• Excerpted passage:
......
You are given an integer array nums. The uniqueness array of nums is the sorted array that contains the number of distinct elements of all the subarrays of nums. In other words, it is a sorted array consisting of distinct(nums[i..j]), for all 0 <= i <= j < nums.length.

Here, distinct(nums[i..j]) denotes the number of distinct elements in the subarray that starts at index i and ends at index j.

Return the median of the uniqueness array of nums.

Note that the median of an array is defined as the middle element of the array when it is sorted in non-decreasing order. If there are two choices for a median, the smaller of the two values is taken.
......
[Document layout detection data]
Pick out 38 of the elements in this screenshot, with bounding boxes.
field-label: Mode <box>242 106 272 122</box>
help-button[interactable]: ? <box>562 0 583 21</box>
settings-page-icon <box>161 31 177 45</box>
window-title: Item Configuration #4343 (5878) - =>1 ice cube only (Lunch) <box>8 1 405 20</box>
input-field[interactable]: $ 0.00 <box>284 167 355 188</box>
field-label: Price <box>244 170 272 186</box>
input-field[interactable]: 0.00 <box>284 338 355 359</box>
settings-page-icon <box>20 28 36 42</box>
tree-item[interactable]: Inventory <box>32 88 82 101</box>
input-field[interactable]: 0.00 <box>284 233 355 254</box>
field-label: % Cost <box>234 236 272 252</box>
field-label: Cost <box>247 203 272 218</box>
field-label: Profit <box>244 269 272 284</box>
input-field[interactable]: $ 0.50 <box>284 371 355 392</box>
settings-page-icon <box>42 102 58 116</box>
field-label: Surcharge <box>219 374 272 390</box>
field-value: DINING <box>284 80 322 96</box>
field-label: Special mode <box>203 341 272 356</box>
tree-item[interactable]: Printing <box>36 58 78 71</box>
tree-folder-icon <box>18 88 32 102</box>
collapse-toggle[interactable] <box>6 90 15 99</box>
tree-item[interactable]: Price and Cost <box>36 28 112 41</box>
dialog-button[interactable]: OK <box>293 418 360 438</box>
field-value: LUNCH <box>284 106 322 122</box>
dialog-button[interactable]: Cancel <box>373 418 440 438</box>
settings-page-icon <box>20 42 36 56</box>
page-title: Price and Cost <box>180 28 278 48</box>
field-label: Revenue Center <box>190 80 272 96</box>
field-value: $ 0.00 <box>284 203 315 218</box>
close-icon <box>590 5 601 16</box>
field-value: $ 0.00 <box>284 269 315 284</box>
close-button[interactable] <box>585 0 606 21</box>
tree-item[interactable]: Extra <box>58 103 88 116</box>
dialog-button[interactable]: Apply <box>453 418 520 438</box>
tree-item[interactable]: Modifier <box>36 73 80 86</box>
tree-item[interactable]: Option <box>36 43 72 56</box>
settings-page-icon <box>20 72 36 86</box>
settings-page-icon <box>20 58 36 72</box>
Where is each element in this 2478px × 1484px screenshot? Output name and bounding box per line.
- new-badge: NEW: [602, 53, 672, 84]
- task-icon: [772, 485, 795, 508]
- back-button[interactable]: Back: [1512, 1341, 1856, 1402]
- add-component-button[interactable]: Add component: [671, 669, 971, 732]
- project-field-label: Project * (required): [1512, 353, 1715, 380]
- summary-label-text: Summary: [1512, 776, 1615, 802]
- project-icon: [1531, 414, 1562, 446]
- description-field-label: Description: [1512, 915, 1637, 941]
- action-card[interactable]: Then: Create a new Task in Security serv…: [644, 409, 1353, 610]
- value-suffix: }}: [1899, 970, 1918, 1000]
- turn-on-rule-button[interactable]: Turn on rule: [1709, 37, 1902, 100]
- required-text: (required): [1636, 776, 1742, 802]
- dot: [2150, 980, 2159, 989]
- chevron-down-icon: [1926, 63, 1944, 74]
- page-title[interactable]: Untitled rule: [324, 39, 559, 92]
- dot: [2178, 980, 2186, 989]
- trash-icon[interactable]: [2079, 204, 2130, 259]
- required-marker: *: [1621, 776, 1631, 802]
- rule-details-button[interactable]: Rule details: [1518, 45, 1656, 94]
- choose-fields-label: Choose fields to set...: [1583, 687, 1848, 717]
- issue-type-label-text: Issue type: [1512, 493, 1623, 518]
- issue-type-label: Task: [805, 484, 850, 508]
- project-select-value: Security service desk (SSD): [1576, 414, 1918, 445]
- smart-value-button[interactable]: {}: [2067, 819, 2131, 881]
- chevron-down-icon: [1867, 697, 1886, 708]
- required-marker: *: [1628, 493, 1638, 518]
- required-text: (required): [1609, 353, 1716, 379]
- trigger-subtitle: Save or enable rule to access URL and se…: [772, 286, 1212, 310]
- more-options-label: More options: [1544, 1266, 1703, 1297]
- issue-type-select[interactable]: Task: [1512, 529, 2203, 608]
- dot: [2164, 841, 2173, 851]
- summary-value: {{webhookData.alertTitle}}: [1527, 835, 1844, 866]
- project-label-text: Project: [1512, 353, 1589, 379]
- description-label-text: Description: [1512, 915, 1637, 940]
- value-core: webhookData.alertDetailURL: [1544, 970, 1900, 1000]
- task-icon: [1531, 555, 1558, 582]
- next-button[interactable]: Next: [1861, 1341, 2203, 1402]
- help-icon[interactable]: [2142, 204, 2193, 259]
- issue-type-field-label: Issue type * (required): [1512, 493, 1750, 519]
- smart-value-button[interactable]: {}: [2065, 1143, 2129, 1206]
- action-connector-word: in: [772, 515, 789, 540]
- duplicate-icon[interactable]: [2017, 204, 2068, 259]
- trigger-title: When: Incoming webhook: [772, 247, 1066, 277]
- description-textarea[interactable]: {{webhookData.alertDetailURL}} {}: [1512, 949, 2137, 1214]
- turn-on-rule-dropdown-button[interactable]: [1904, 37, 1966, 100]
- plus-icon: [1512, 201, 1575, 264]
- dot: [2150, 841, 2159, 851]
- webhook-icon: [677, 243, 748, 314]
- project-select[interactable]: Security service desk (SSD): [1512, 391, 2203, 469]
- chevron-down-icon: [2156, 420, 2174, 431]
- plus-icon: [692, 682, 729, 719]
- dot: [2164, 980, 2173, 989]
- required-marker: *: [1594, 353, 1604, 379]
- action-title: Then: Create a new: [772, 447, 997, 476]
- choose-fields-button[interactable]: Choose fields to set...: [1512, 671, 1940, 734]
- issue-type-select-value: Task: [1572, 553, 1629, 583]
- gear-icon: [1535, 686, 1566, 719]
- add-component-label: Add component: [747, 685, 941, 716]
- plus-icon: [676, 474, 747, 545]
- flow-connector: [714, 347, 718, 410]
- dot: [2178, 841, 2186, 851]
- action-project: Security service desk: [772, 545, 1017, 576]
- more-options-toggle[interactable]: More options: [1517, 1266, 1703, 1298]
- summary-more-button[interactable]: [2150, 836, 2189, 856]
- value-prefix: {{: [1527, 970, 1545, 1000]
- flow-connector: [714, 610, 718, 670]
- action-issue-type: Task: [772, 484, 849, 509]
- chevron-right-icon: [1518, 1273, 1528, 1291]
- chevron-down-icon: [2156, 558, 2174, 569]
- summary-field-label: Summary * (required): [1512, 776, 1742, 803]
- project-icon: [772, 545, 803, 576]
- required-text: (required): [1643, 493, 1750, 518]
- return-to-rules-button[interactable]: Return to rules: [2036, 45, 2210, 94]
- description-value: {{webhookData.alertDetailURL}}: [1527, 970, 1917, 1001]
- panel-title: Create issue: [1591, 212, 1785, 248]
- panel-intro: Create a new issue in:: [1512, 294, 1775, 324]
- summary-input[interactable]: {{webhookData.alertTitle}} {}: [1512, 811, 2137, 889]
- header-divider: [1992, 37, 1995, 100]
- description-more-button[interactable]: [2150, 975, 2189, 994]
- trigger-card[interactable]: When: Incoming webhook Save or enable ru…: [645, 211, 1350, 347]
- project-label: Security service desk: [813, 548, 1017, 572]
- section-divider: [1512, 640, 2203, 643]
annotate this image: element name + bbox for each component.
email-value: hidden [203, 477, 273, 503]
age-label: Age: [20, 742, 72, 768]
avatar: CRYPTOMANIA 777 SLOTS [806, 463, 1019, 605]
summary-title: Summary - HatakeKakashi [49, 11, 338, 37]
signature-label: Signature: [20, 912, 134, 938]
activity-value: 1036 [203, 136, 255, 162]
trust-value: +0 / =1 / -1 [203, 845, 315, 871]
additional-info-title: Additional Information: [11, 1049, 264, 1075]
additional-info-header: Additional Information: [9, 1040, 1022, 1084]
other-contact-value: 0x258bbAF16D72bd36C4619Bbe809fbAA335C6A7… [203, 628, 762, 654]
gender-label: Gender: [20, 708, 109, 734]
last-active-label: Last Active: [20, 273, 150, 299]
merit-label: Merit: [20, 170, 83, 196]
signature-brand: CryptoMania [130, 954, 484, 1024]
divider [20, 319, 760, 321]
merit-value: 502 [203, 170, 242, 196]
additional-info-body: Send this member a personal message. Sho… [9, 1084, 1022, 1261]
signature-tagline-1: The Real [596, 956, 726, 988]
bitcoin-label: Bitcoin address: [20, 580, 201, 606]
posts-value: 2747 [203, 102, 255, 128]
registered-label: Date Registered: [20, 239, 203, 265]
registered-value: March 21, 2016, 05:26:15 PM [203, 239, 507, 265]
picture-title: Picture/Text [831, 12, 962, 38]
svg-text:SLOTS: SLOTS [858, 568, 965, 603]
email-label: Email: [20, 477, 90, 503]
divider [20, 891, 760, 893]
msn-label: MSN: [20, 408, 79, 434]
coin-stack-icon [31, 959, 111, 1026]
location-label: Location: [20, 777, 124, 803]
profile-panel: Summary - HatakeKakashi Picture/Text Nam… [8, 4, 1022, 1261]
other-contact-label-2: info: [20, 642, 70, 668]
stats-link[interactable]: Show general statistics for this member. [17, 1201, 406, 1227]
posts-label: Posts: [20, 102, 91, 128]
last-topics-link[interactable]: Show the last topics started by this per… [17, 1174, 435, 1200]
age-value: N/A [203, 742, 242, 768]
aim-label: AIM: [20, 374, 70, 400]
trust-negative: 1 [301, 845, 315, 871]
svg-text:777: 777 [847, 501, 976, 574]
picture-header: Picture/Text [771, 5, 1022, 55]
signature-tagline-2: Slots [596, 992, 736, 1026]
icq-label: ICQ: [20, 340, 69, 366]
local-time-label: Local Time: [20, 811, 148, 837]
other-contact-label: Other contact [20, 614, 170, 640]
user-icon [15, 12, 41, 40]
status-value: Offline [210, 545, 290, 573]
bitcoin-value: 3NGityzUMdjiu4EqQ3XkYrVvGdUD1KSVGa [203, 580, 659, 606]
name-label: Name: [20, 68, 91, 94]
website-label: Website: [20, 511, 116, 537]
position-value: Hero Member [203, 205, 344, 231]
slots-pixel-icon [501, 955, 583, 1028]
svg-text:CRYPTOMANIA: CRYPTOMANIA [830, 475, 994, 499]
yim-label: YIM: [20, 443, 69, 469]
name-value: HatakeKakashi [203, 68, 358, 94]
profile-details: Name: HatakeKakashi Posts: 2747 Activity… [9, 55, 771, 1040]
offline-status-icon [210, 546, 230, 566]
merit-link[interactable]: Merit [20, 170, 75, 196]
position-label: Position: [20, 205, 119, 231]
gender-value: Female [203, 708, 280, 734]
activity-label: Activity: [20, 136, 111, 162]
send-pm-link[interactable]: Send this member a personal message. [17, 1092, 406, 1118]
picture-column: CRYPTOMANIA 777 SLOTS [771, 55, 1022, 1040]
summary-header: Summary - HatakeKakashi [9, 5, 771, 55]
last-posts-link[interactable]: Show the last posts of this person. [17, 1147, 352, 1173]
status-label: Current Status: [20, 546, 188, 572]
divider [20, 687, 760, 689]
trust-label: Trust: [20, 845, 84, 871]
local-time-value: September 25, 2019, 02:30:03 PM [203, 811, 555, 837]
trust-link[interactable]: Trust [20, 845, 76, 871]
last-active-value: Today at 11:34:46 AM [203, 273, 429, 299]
......
• Instructions:
1 – From the uniqueness array problem statement, copy the passage beginning at the words "Note that the" and ending after the words "values is taken.".
2 – According to the uniqueness array problem statement, which value is taken when there are two choices for a median?
3 – Please continue the uniqueness array problem statement from its last sentence.

• Answers provided:
1 –
Note that the median of an array is defined as the middle element of the array when it is sorted in non-decreasing order. If there are two choices for a median, the smaller of the two values is taken.

2 – The smaller of the two values is taken.

3 –
Example 1:

Input: nums = [1,2,3]

Output: 1

Explanation:

The uniqueness array of nums is [distinct(nums[0..0]), distinct(nums[1..1]), distinct(nums[2..2]), distinct(nums[0..1]), distinct(nums[1..2]), distinct(nums[0..2])] which is equal to [1, 1, 1, 2, 2, 3]. The uniqueness array has a median of 1. Therefore, the answer is 1.

Example 2:

Input: nums = [3,4,3,4,5]

Output: 2

Explanation:

The uniqueness array of nums is [1, 1, 1, 1, 1, 2, 2, 2, 2, 2, 2, 2, 3, 3, 3]. The uniqueness array has a median of 2. Therefore, the answer is 2.

Example 3:

Input: nums = [4,3,5,4]

Output: 2

Explanation:

The uniqueness array of nums is [1, 1, 1, 1, 2, 2, 2, 3, 3, 3]. The uniqueness array has a median of 2. Therefore, the answer is 2.

 

Constraints:

  • 1 <= nums.length <= 105
  • 1 <= nums[i] <= 105

Solutions

Solution 1: Binary Search + Two Pointers

Let the length of the array $\textit{nums}$ be $n$. The length of the uniqueness array is $m = \frac{(1 + n) \times n}{2}$, and the median of the uniqueness array is the $\frac{m + 1}{2}$-th smallest number among these $m$ numbers.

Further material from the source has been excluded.